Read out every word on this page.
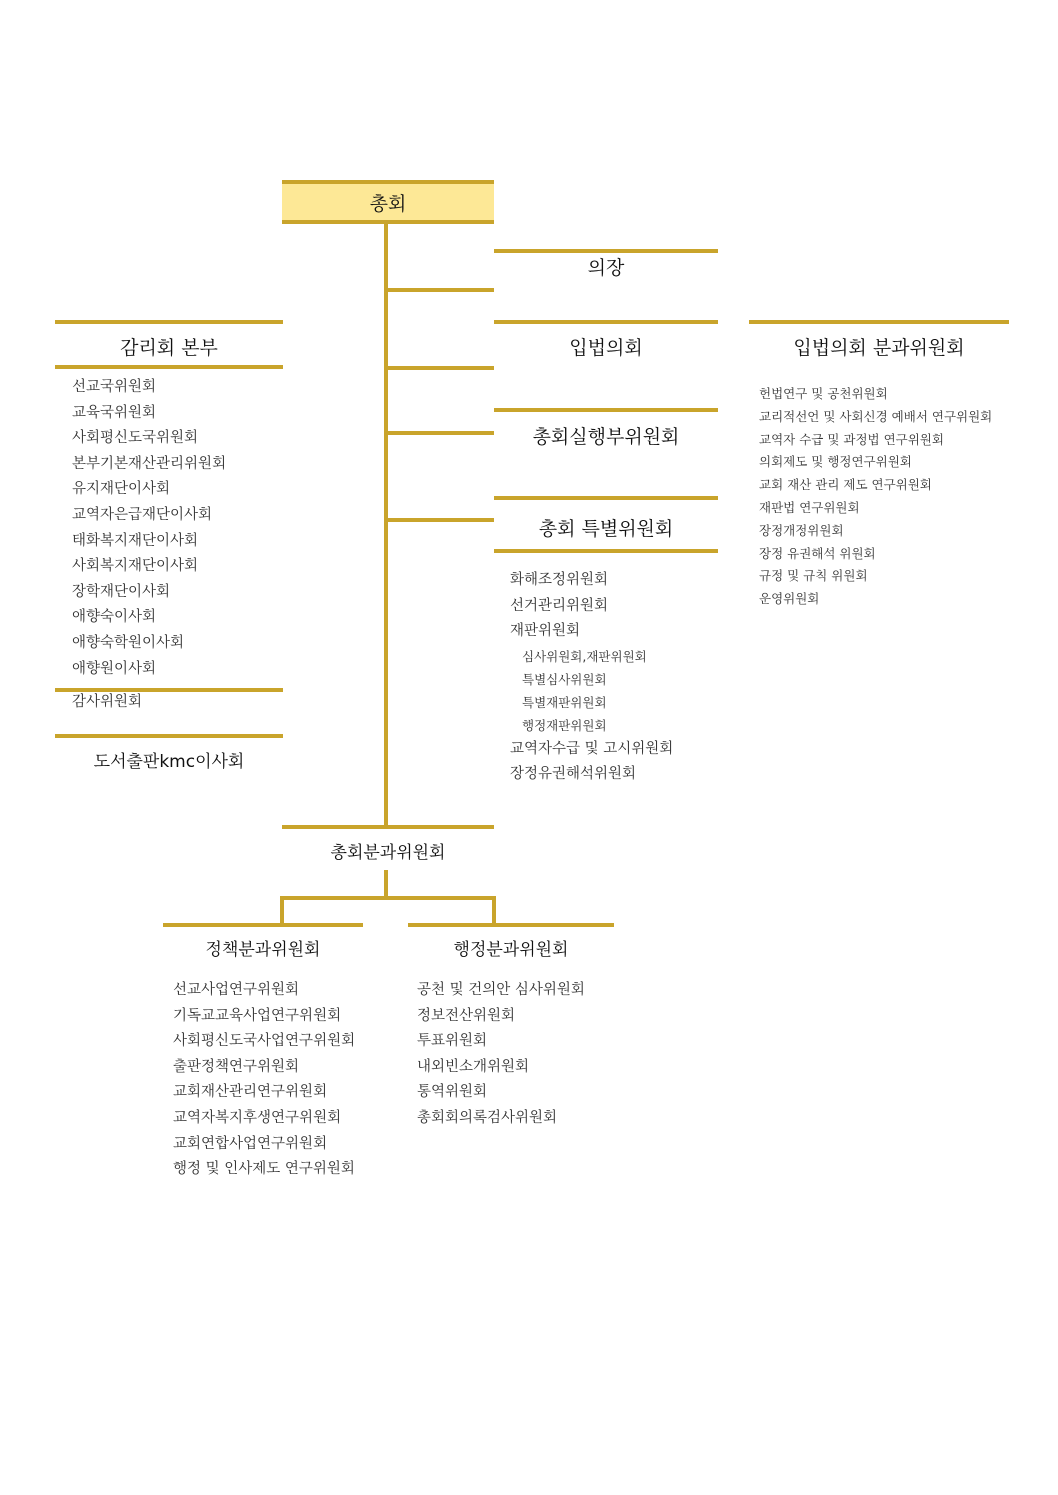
총회
의장
감리회 본부
선교국위원회
교육국위원회
사회평신도국위원회
본부기본재산관리위원회
유지재단이사회
교역자은급재단이사회
태화복지재단이사회
사회복지재단이사회
장학재단이사회
애향숙이사회
애향숙학원이사회
애향원이사회
감사위원회
도서출판kmc이사회
입법의회
총회실행부위원회
총회 특별위원회
화해조정위원회
선거관리위원회
재판위원회
심사위원회,재판위원회
특별심사위원회
특별재판위원회
행정재판위원회
교역자수급 및 고시위원회
장정유권해석위원회
입법의회 분과위원회
헌법연구 및 공천위원회
교리적선언 및 사회신경 예배서 연구위원회
교역자 수급 및 과정법 연구위원회
의회제도 및 행정연구위원회
교회 재산 관리 제도 연구위원회
재판법 연구위원회
장정개정위원회
장정 유권해석 위원회
규정 및 규칙 위원회
운영위원회
총회분과위원회
정책분과위원회
선교사업연구위원회
기독교교육사업연구위원회
사회평신도국사업연구위원회
출판정책연구위원회
교회재산관리연구위원회
교역자복지후생연구위원회
교회연합사업연구위원회
행정 및 인사제도 연구위원회
행정분과위원회
공천 및 건의안 심사위원회
정보전산위원회
투표위원회
내외빈소개위원회
통역위원회
총회회의록검사위원회
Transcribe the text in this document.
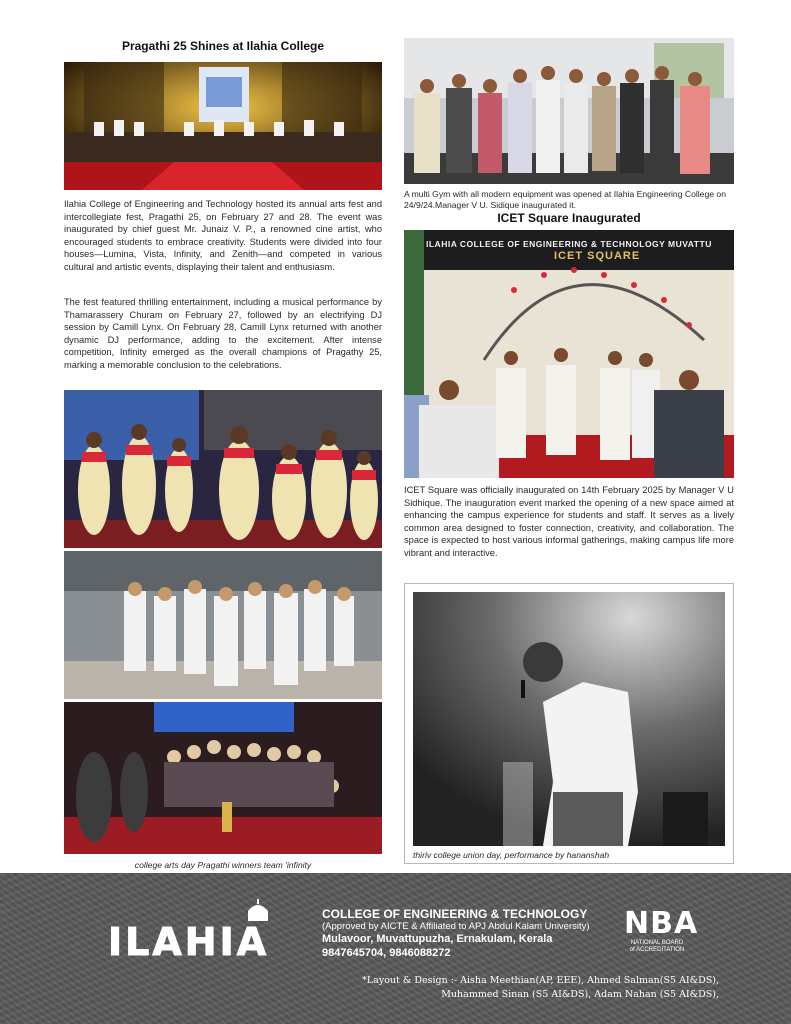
Pragathi 25 Shines at Ilahia College

Ilahia College of Engineering and Technology hosted its annual arts fest and intercollegiate fest, Pragathi 25, on February 27 and 28. The event was inaugurated by chief guest Mr. Junaiz V. P., a renowned cine artist, who encouraged students to embrace creativity. Students were divided into four houses—Lumina, Vista, Infinity, and Zenith—and competed in various cultural and artistic events, displaying their talent and enthusiasm.

The fest featured thrilling entertainment, including a musical performance by Thamarassery Churam on February 27, followed by an electrifying DJ session by Camill Lynx. On February 28, Camill Lynx returned with another dynamic DJ performance, adding to the excitement. After intense competition, Infinity emerged as the overall champions of Pragathy 25, marking a memorable conclusion to the celebrations.

college arts day Pragathi winners team 'infinity
A multi Gym with all modern equipment was opened at Ilahia Engineering College on 24/9/24.Manager V U. Sidique inaugurated it.
ICET Square Inaugurated
ILAHIA COLLEGE OF ENGINEERING & TECHNOLOGY MUVATTU
ICET SQUARE

ICET Square was officially inaugurated on 14th February 2025 by Manager V U Sidhique. The inauguration event marked the opening of a new space aimed at enhancing the campus experience for students and staff. It serves as a lively common area designed to foster connection, creativity, and collaboration. The space is expected to host various informal gatherings, making campus life more vibrant and interactive.

thiriv college union day, performance by hananshah
ILAHIA
COLLEGE OF ENGINEERING & TECHNOLOGY
(Approved by AICTE & Affiliated to APJ Abdul Kalam University)
Mulavoor, Muvattupuzha, Ernakulam, Kerala
9847645704, 9846088272
NBA
NATIONAL BOARD
of ACCREDITATION
*Layout & Design :- Aisha Meethian(AP, EEE), Ahmed Salman(S5 AI&DS),
Muhammed Sinan (S5 AI&DS), Adam Nahan (S5 AI&DS),
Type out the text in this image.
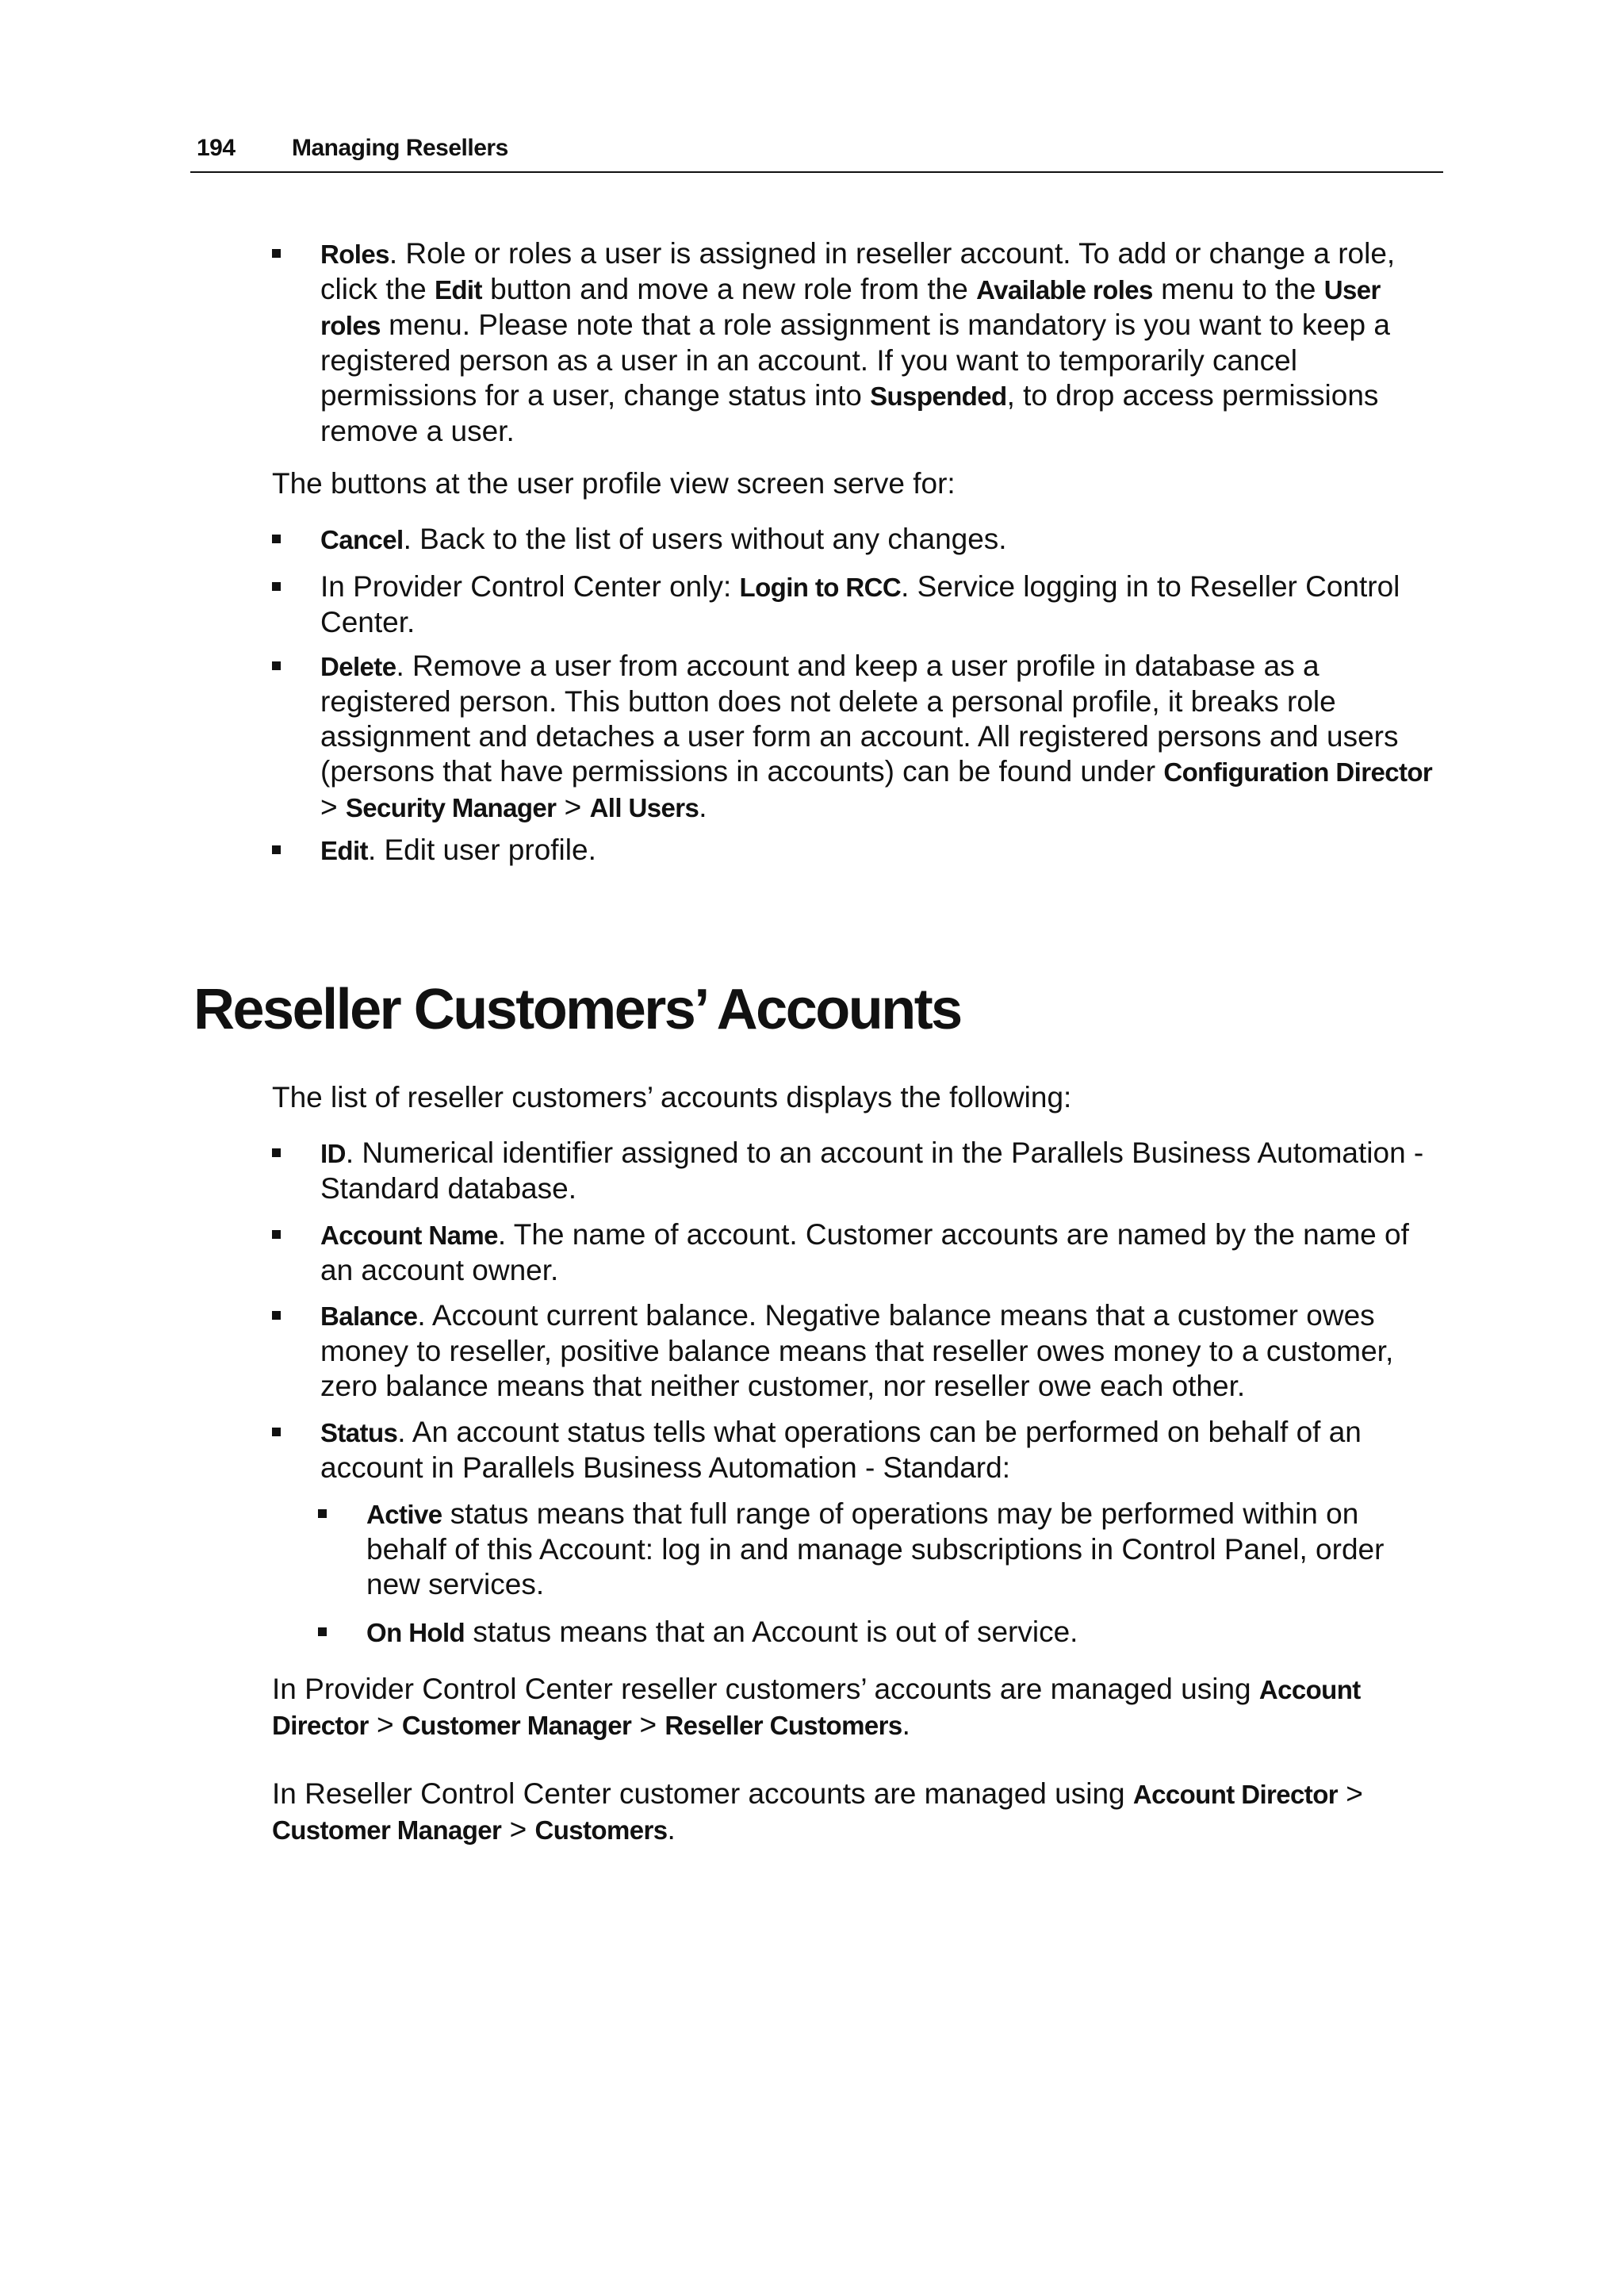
194 Managing Resellers
Roles. Role or roles a user is assigned in reseller account. To add or change a role, click the Edit button and move a new role from the Available roles menu to the User roles menu. Please note that a role assignment is mandatory is you want to keep a registered person as a user in an account. If you want to temporarily cancel permissions for a user, change status into Suspended, to drop access permissions remove a user.
The buttons at the user profile view screen serve for:
Cancel. Back to the list of users without any changes.
In Provider Control Center only: Login to RCC. Service logging in to Reseller Control Center.
Delete. Remove a user from account and keep a user profile in database as a registered person. This button does not delete a personal profile, it breaks role assignment and detaches a user form an account. All registered persons and users (persons that have permissions in accounts) can be found under Configuration Director > Security Manager > All Users.
Edit. Edit user profile.
Reseller Customers’ Accounts
The list of reseller customers’ accounts displays the following:
ID. Numerical identifier assigned to an account in the Parallels Business Automation - Standard database.
Account Name. The name of account. Customer accounts are named by the name of an account owner.
Balance. Account current balance. Negative balance means that a customer owes money to reseller, positive balance means that reseller owes money to a customer, zero balance means that neither customer, nor reseller owe each other.
Status. An account status tells what operations can be performed on behalf of an account in Parallels Business Automation - Standard:
Active status means that full range of operations may be performed within on behalf of this Account: log in and manage subscriptions in Control Panel, order new services.
On Hold status means that an Account is out of service.
In Provider Control Center reseller customers’ accounts are managed using Account Director > Customer Manager > Reseller Customers.
In Reseller Control Center customer accounts are managed using Account Director > Customer Manager > Customers.
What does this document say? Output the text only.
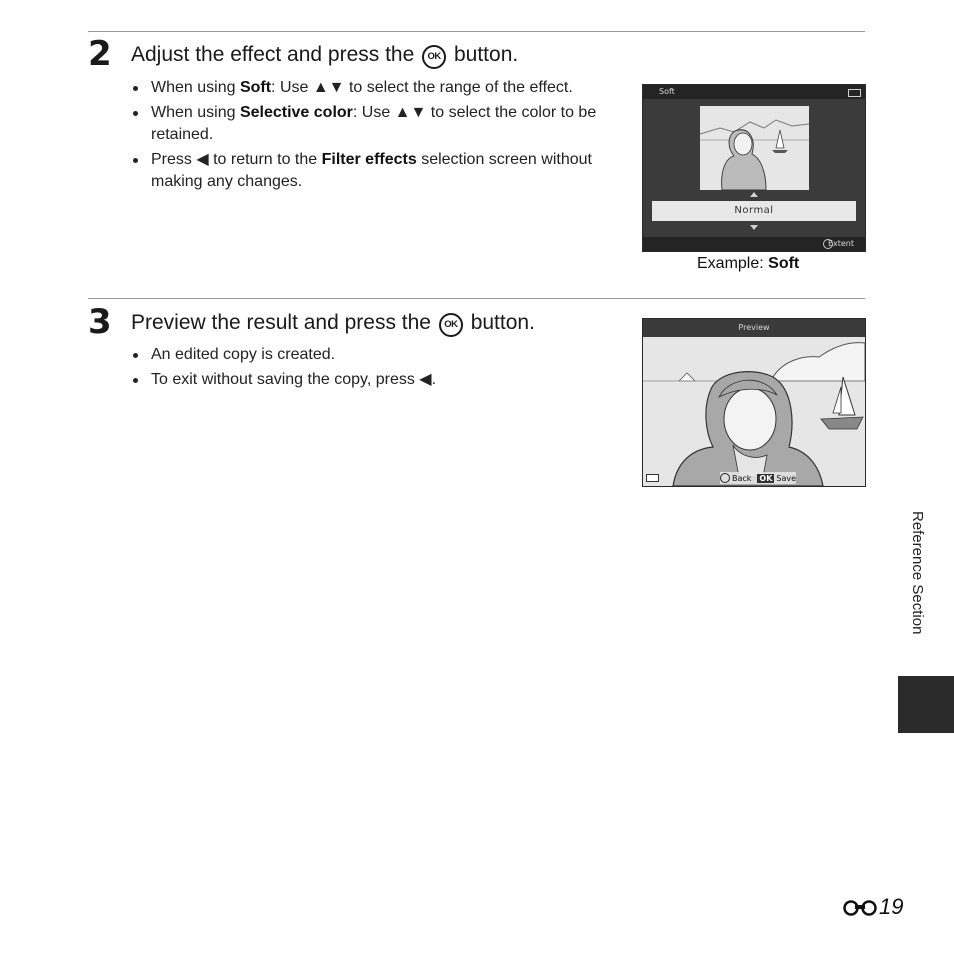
2 Adjust the effect and press the OK button.
When using Soft: Use ▲▼ to select the range of the effect.
When using Selective color: Use ▲▼ to select the color to be retained.
Press ◀ to return to the Filter effects selection screen without making any changes.
Soft
Normal
Extent
Example: Soft
3 Preview the result and press the OK button.
An edited copy is created.
To exit without saving the copy, press ◀.
Preview
Back OK Save
Reference Section
19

**Problem**
Copy, from the material above, each line in which the string "does" occurs.

**Answer for this exercise**
Delete. Remove a user from account and keep a user profile in database as a registered person. This button does not delete a personal profile, it breaks role assignment and detaches a user form an account. All registered persons and users (persons that have permissions in accounts) can be found under Configuration Director > Security Manager > All Users.
What does this document say? Output the text only.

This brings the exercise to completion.